STATED TASK =>
Set down the full listing exactly, character for character.

(Records contained in a dataset)
=-=-=-=-=
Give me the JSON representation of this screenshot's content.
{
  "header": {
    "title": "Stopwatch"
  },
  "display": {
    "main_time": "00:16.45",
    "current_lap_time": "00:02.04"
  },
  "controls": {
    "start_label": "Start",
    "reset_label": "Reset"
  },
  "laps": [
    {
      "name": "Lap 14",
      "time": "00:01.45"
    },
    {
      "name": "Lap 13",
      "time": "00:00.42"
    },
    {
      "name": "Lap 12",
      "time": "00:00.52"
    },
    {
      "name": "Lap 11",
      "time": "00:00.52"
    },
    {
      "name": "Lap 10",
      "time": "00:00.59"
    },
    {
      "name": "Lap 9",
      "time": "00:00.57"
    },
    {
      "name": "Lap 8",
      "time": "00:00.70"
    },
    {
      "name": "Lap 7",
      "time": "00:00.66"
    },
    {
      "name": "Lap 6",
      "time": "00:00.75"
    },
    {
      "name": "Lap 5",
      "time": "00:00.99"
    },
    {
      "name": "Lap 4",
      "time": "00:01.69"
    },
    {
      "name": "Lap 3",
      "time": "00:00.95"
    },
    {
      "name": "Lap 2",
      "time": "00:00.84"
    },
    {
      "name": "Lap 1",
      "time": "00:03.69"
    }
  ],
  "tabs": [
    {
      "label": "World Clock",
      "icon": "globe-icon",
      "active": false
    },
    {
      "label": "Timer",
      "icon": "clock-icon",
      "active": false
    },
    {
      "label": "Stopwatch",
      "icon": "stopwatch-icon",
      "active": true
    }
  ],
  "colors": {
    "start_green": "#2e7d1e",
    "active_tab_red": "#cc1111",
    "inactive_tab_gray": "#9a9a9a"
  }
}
=-=-=-=-=
THE COMPLETED TASK =>
Give me the JSON representation of this screenshot's content.
{
  "header": {
    "title": "Stopwatch"
  },
  "display": {
    "main_time": "00:16.45",
    "current_lap_time": "00:02.04"
  },
  "controls": {
    "start_label": "Start",
    "reset_label": "Reset"
  },
  "laps": [
    {
      "name": "Lap 14",
      "time": "00:01.45"
    },
    {
      "name": "Lap 13",
      "time": "00:00.42"
    },
    {
      "name": "Lap 12",
      "time": "00:00.52"
    },
    {
      "name": "Lap 11",
      "time": "00:00.52"
    },
    {
      "name": "Lap 10",
      "time": "00:00.59"
    },
    {
      "name": "Lap 9",
      "time": "00:00.57"
    },
    {
      "name": "Lap 8",
      "time": "00:00.70"
    },
    {
      "name": "Lap 7",
      "time": "00:00.66"
    },
    {
      "name": "Lap 6",
      "time": "00:00.75"
    },
    {
      "name": "Lap 5",
      "time": "00:00.99"
    },
    {
      "name": "Lap 4",
      "time": "00:01.69"
    },
    {
      "name": "Lap 3",
      "time": "00:00.95"
    },
    {
      "name": "Lap 2",
      "time": "00:00.84"
    },
    {
      "name": "Lap 1",
      "time": "00:03.69"
    }
  ],
  "tabs": [
    {
      "label": "World Clock",
      "icon": "globe-icon",
      "active": false
    },
    {
      "label": "Timer",
      "icon": "clock-icon",
      "active": false
    },
    {
      "label": "Stopwatch",
      "icon": "stopwatch-icon",
      "active": true
    }
  ],
  "colors": {
    "start_green": "#2e7d1e",
    "active_tab_red": "#cc1111",
    "inactive_tab_gray": "#9a9a9a"
  }
}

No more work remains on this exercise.